> [Given instruction] Reproduce the full listing below unchanged, apart from the pictures.

> [Stored rows]
******************************

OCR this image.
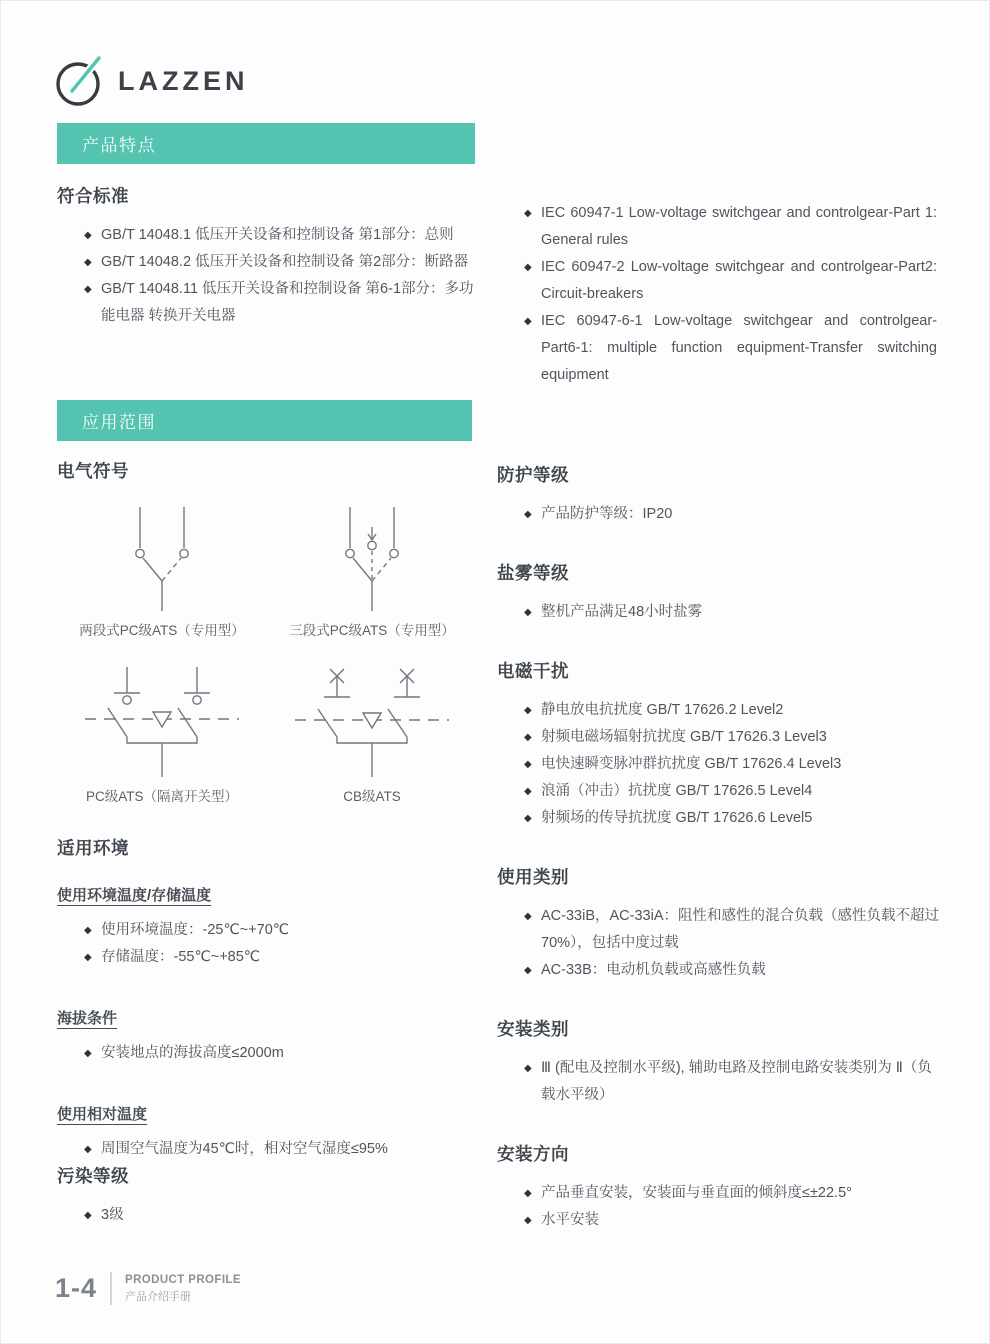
LAZZEN
产品特点
符合标准
◆
GB/T 14048.1 低压开关设备和控制设备 第1部分：总则
◆
GB/T 14048.2 低压开关设备和控制设备 第2部分：断路器
◆
GB/T 14048.11 低压开关设备和控制设备 第6-1部分：多功能电器 转换开关电器
◆
IEC 60947-1 Low-voltage switchgear and controlgear-Part 1: General rules
◆
IEC 60947-2 Low-voltage switchgear and controlgear-Part2: Circuit-breakers
◆
IEC 60947-6-1 Low-voltage switchgear and controlgear-Part6-1: multiple function equipment-Transfer switching equipment
应用范围
电气符号
两段式PC级ATS（专用型）	三段式PC级ATS（专用型）
PC级ATS（隔离开关型）	CB级ATS
适用环境
使用环境温度/存储温度
◆
使用环境温度：-25℃~+70℃
◆
存储温度：-55℃~+85℃
海拔条件
◆
安装地点的海拔高度≤2000m
使用相对温度
◆
周围空气温度为45℃时，相对空气湿度≤95%
污染等级
◆
3级
防护等级
◆
产品防护等级：IP20
盐雾等级
◆
整机产品满足48小时盐雾
电磁干扰
◆
静电放电抗扰度 GB/T 17626.2 Level2
◆
射频电磁场辐射抗扰度 GB/T 17626.3 Level3
◆
电快速瞬变脉冲群抗扰度 GB/T 17626.4 Level3
◆
浪涌（冲击）抗扰度 GB/T 17626.5 Level4
◆
射频场的传导抗扰度 GB/T 17626.6 Level5
使用类别
◆
AC-33iB，AC-33iA：阻性和感性的混合负载（感性负载不超过70%），包括中度过载
◆
AC-33B：电动机负载或高感性负载
安装类别
◆
Ⅲ (配电及控制水平级), 辅助电路及控制电路安装类别为 Ⅱ（负载水平级）
安装方向
◆
产品垂直安装，安装面与垂直面的倾斜度≤±22.5°
◆
水平安装
1-4 PRODUCT PROFILE
产品介绍手册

******************************

> [Solved problem]
OCR this image.
LAZZEN
产品特点
符合标准
◆
GB/T 14048.1 低压开关设备和控制设备 第1部分：总则
◆
GB/T 14048.2 低压开关设备和控制设备 第2部分：断路器
◆
GB/T 14048.11 低压开关设备和控制设备 第6-1部分：多功能电器 转换开关电器
◆
IEC 60947-1 Low-voltage switchgear and controlgear-Part 1: General rules
◆
IEC 60947-2 Low-voltage switchgear and controlgear-Part2: Circuit-breakers
◆
IEC 60947-6-1 Low-voltage switchgear and controlgear-Part6-1: multiple function equipment-Transfer switching equipment
应用范围
电气符号
两段式PC级ATS（专用型）	三段式PC级ATS（专用型）
PC级ATS（隔离开关型）	CB级ATS
适用环境
使用环境温度/存储温度
◆
使用环境温度：-25℃~+70℃
◆
存储温度：-55℃~+85℃
海拔条件
◆
安装地点的海拔高度≤2000m
使用相对温度
◆
周围空气温度为45℃时，相对空气湿度≤95%
污染等级
◆
3级
防护等级
◆
产品防护等级：IP20
盐雾等级
◆
整机产品满足48小时盐雾
电磁干扰
◆
静电放电抗扰度 GB/T 17626.2 Level2
◆
射频电磁场辐射抗扰度 GB/T 17626.3 Level3
◆
电快速瞬变脉冲群抗扰度 GB/T 17626.4 Level3
◆
浪涌（冲击）抗扰度 GB/T 17626.5 Level4
◆
射频场的传导抗扰度 GB/T 17626.6 Level5
使用类别
◆
AC-33iB，AC-33iA：阻性和感性的混合负载（感性负载不超过70%），包括中度过载
◆
AC-33B：电动机负载或高感性负载
安装类别
◆
Ⅲ (配电及控制水平级), 辅助电路及控制电路安装类别为 Ⅱ（负载水平级）
安装方向
◆
产品垂直安装，安装面与垂直面的倾斜度≤±22.5°
◆
水平安装
1-4 PRODUCT PROFILE
产品介绍手册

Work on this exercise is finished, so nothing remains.